[Data lines start]

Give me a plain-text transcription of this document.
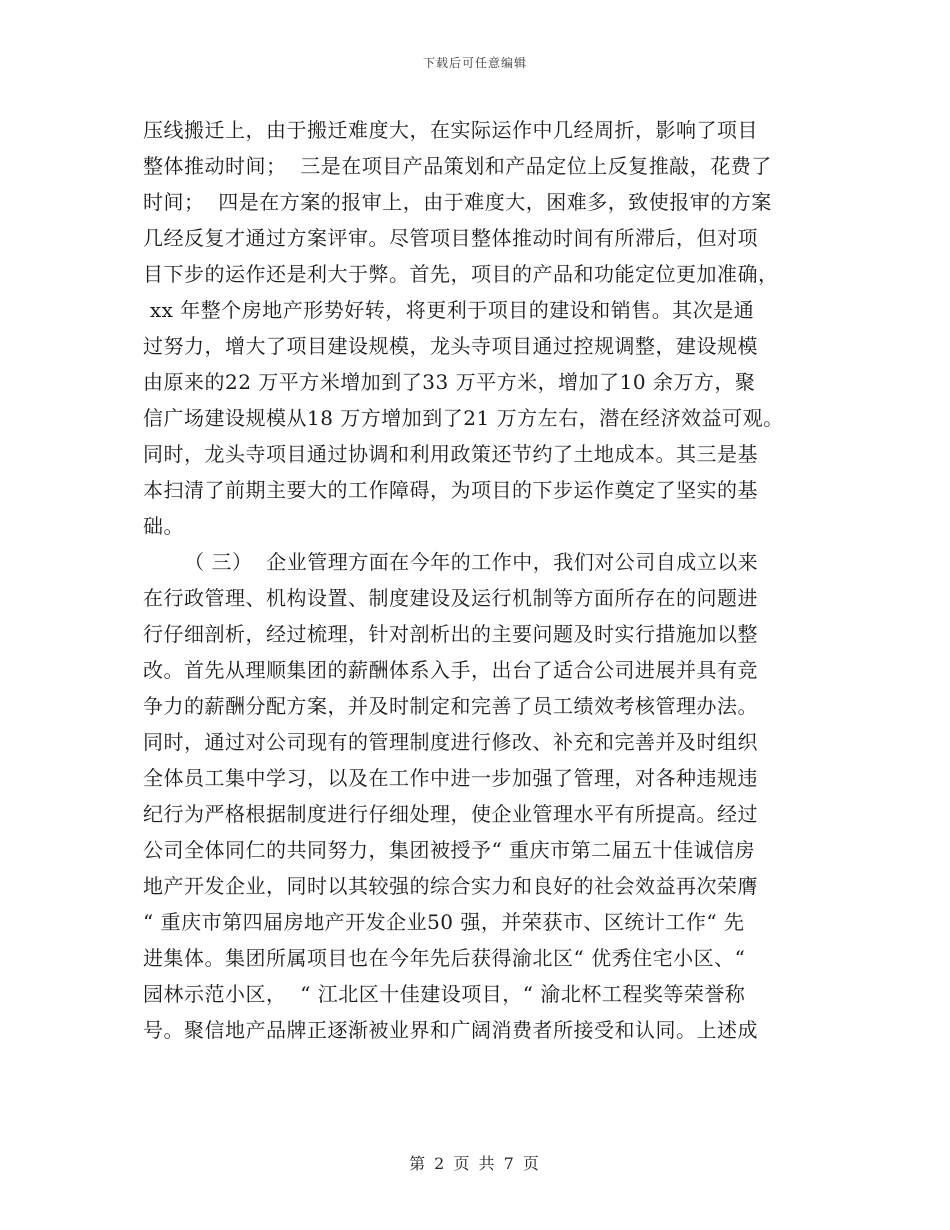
下载后可任意编辑
压线搬迁上，由于搬迁难度大，在实际运作中几经周折，影响了项目
整体推动时间；  三是在项目产品策划和产品定位上反复推敲，花费了
时间；  四是在方案的报审上，由于难度大，困难多，致使报审的方案
几经反复才通过方案评审。尽管项目整体推动时间有所滞后，但对项
目下步的运作还是利大于弊。首先，项目的产品和功能定位更加准确，
xx 年整个房地产形势好转，将更利于项目的建设和销售。其次是通
过努力，增大了项目建设规模，龙头寺项目通过控规调整，建设规模
由原来的22 万平方米增加到了33 万平方米，增加了10 余万方，聚
信广场建设规模从18 万方增加到了21 万方左右，潜在经济效益可观。
同时，龙头寺项目通过协调和利用政策还节约了土地成本。其三是基
本扫清了前期主要大的工作障碍，为项目的下步运作奠定了坚实的基
础。
（ 三）  企业管理方面在今年的工作中，我们对公司自成立以来
在行政管理、机构设置、制度建设及运行机制等方面所存在的问题进
行仔细剖析，经过梳理，针对剖析出的主要问题及时实行措施加以整
改。首先从理顺集团的薪酬体系入手，出台了适合公司进展并具有竞
争力的薪酬分配方案，并及时制定和完善了员工绩效考核管理办法。
同时，通过对公司现有的管理制度进行修改、补充和完善并及时组织
全体员工集中学习，以及在工作中进一步加强了管理，对各种违规违
纪行为严格根据制度进行仔细处理，使企业管理水平有所提高。经过
公司全体同仁的共同努力，集团被授予“ 重庆市第二届五十佳诚信房
地产开发企业，同时以其较强的综合实力和良好的社会效益再次荣膺
“ 重庆市第四届房地产开发企业50 强，并荣获市、区统计工作“ 先
进集体。集团所属项目也在今年先后获得渝北区“ 优秀住宅小区、“
园林示范小区，  “ 江北区十佳建设项目，“ 渝北杯工程奖等荣誉称
号。聚信地产品牌正逐渐被业界和广阔消费者所接受和认同。上述成
第 2 页 共 7 页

[Data lines end]

Given request:
Reproduce the entries above without change, omitting all pictures.

Response:
Give me a plain-text transcription of this document.
下载后可任意编辑
压线搬迁上，由于搬迁难度大，在实际运作中几经周折，影响了项目
整体推动时间；  三是在项目产品策划和产品定位上反复推敲，花费了
时间；  四是在方案的报审上，由于难度大，困难多，致使报审的方案
几经反复才通过方案评审。尽管项目整体推动时间有所滞后，但对项
目下步的运作还是利大于弊。首先，项目的产品和功能定位更加准确，
xx 年整个房地产形势好转，将更利于项目的建设和销售。其次是通
过努力，增大了项目建设规模，龙头寺项目通过控规调整，建设规模
由原来的22 万平方米增加到了33 万平方米，增加了10 余万方，聚
信广场建设规模从18 万方增加到了21 万方左右，潜在经济效益可观。
同时，龙头寺项目通过协调和利用政策还节约了土地成本。其三是基
本扫清了前期主要大的工作障碍，为项目的下步运作奠定了坚实的基
础。
（ 三）  企业管理方面在今年的工作中，我们对公司自成立以来
在行政管理、机构设置、制度建设及运行机制等方面所存在的问题进
行仔细剖析，经过梳理，针对剖析出的主要问题及时实行措施加以整
改。首先从理顺集团的薪酬体系入手，出台了适合公司进展并具有竞
争力的薪酬分配方案，并及时制定和完善了员工绩效考核管理办法。
同时，通过对公司现有的管理制度进行修改、补充和完善并及时组织
全体员工集中学习，以及在工作中进一步加强了管理，对各种违规违
纪行为严格根据制度进行仔细处理，使企业管理水平有所提高。经过
公司全体同仁的共同努力，集团被授予“ 重庆市第二届五十佳诚信房
地产开发企业，同时以其较强的综合实力和良好的社会效益再次荣膺
“ 重庆市第四届房地产开发企业50 强，并荣获市、区统计工作“ 先
进集体。集团所属项目也在今年先后获得渝北区“ 优秀住宅小区、“
园林示范小区，  “ 江北区十佳建设项目，“ 渝北杯工程奖等荣誉称
号。聚信地产品牌正逐渐被业界和广阔消费者所接受和认同。上述成
第 2 页 共 7 页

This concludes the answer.